Your instructions = Go through the records and copy each line where the word "Сочетание" occurs.

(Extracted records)
========

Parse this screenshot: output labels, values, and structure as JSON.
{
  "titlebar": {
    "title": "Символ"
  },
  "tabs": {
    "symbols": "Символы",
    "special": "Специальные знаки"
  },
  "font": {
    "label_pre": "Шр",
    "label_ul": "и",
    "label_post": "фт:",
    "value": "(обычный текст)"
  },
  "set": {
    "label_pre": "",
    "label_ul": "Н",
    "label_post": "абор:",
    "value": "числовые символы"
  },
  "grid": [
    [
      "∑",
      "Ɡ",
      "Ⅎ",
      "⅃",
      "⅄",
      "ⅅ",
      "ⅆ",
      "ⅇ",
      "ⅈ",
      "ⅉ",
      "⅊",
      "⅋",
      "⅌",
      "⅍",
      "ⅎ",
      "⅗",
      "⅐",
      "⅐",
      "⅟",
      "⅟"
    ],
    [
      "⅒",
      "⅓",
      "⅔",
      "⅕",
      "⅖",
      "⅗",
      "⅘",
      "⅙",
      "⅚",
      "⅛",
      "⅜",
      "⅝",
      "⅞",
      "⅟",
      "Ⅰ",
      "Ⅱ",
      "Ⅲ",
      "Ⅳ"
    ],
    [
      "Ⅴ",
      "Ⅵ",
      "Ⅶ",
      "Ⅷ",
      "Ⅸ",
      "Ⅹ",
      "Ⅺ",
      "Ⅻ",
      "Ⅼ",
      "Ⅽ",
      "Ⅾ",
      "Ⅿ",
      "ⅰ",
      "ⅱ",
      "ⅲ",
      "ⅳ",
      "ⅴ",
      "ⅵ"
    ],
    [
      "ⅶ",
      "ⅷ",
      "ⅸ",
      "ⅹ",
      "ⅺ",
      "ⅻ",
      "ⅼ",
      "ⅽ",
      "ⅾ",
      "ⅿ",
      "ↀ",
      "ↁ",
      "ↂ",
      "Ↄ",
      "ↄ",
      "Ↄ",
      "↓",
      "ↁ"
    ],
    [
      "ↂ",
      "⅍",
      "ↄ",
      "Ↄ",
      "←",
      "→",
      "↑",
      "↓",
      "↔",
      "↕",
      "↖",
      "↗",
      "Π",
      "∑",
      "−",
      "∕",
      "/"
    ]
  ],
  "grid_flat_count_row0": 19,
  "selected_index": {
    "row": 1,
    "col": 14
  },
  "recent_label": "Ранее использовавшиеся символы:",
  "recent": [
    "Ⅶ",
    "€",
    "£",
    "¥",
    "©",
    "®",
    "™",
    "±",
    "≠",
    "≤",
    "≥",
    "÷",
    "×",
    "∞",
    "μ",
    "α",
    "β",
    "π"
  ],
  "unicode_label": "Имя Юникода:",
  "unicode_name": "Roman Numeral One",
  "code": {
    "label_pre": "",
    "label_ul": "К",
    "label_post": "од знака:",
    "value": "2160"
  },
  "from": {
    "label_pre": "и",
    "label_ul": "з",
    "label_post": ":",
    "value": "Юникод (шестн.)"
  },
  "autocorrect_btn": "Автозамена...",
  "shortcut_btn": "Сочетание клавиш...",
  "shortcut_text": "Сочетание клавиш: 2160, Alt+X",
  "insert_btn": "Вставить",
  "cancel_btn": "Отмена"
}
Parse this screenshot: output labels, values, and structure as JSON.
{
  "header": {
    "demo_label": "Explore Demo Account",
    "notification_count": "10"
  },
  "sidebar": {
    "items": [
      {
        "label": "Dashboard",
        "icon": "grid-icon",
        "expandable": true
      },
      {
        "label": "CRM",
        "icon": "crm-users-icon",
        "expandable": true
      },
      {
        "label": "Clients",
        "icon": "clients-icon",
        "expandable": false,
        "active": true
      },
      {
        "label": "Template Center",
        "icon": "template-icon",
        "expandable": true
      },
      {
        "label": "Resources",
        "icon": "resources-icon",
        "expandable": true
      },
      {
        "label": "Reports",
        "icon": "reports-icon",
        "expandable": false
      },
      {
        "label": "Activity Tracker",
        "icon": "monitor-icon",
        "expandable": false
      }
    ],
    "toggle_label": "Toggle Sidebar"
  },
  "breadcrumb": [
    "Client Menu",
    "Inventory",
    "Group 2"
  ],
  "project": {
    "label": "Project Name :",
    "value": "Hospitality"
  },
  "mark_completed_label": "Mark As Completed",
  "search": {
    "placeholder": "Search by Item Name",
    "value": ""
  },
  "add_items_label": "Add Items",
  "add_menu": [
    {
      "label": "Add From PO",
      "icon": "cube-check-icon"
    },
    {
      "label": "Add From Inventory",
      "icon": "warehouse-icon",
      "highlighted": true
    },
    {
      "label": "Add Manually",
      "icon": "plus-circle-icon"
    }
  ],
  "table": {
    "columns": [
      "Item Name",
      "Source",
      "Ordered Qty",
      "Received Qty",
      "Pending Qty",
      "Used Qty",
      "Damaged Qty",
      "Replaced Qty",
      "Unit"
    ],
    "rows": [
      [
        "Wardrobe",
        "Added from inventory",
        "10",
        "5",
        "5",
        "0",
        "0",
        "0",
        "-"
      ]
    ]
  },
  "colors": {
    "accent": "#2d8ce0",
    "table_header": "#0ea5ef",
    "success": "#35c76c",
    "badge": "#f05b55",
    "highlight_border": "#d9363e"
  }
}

========

Reply to the task =
  "shortcut_btn": "Сочетание клавиш...",
  "shortcut_text": "Сочетание клавиш: 2160, Alt+X",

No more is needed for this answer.